==== THE RECORDS ====
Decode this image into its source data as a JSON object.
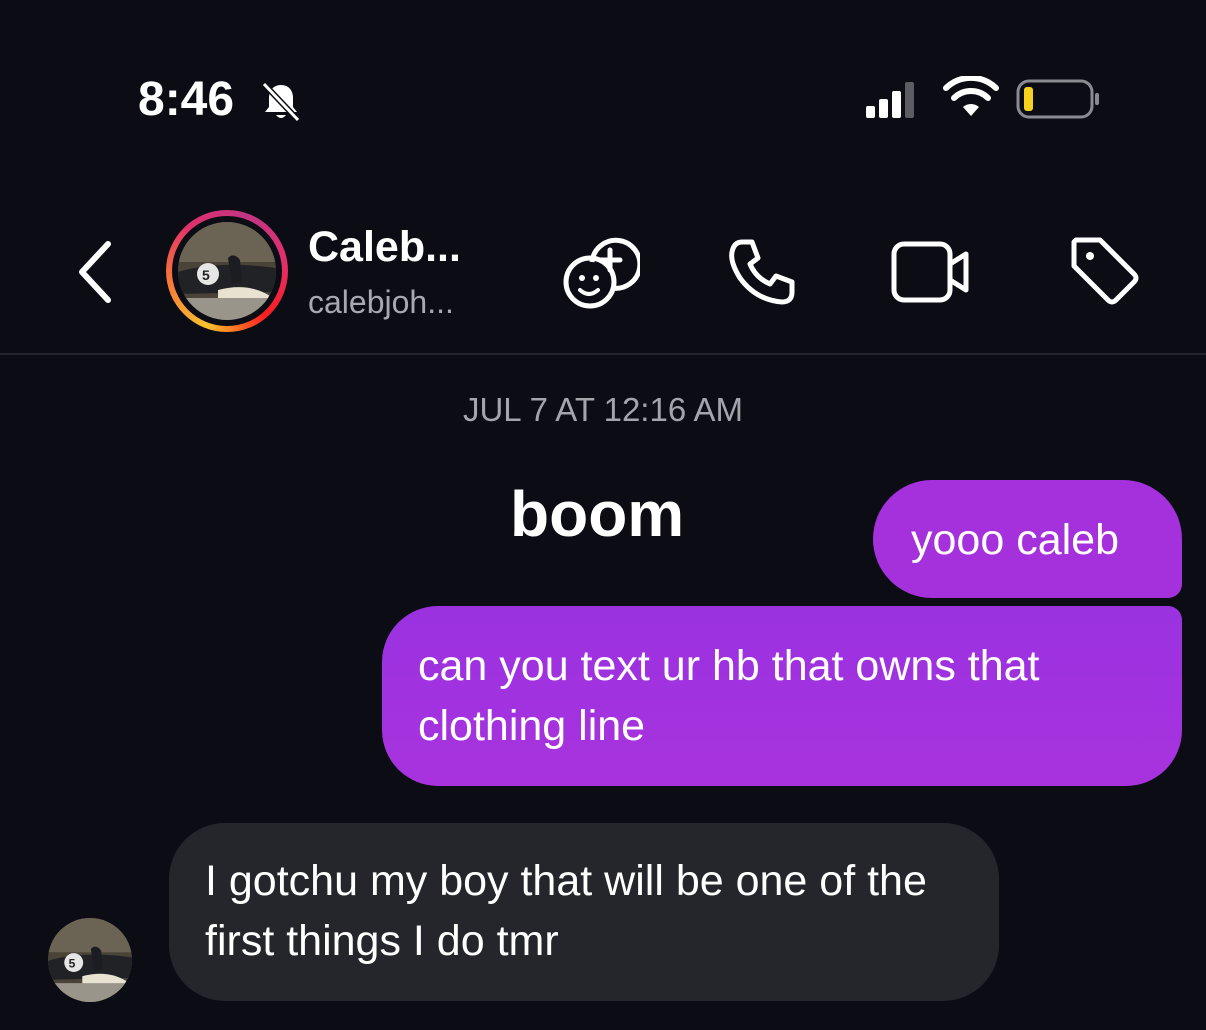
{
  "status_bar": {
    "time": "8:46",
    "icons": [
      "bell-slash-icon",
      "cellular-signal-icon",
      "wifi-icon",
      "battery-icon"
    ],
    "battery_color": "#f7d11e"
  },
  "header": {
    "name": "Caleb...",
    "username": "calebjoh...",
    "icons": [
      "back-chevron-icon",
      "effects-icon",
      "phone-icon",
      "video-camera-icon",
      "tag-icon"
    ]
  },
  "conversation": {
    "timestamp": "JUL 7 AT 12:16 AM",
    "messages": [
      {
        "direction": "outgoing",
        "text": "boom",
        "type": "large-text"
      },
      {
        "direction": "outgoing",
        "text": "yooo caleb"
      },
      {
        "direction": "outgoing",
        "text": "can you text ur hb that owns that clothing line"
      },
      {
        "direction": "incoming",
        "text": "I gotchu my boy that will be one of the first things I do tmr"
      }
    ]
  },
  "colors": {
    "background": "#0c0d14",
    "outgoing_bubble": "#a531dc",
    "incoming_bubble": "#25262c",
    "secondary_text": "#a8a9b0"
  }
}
====
Every line holding "that" should be copied out.

        "text": "can you text ur hb that owns that clothing line"
        "text": "I gotchu my boy that will be one of the first things I do tmr"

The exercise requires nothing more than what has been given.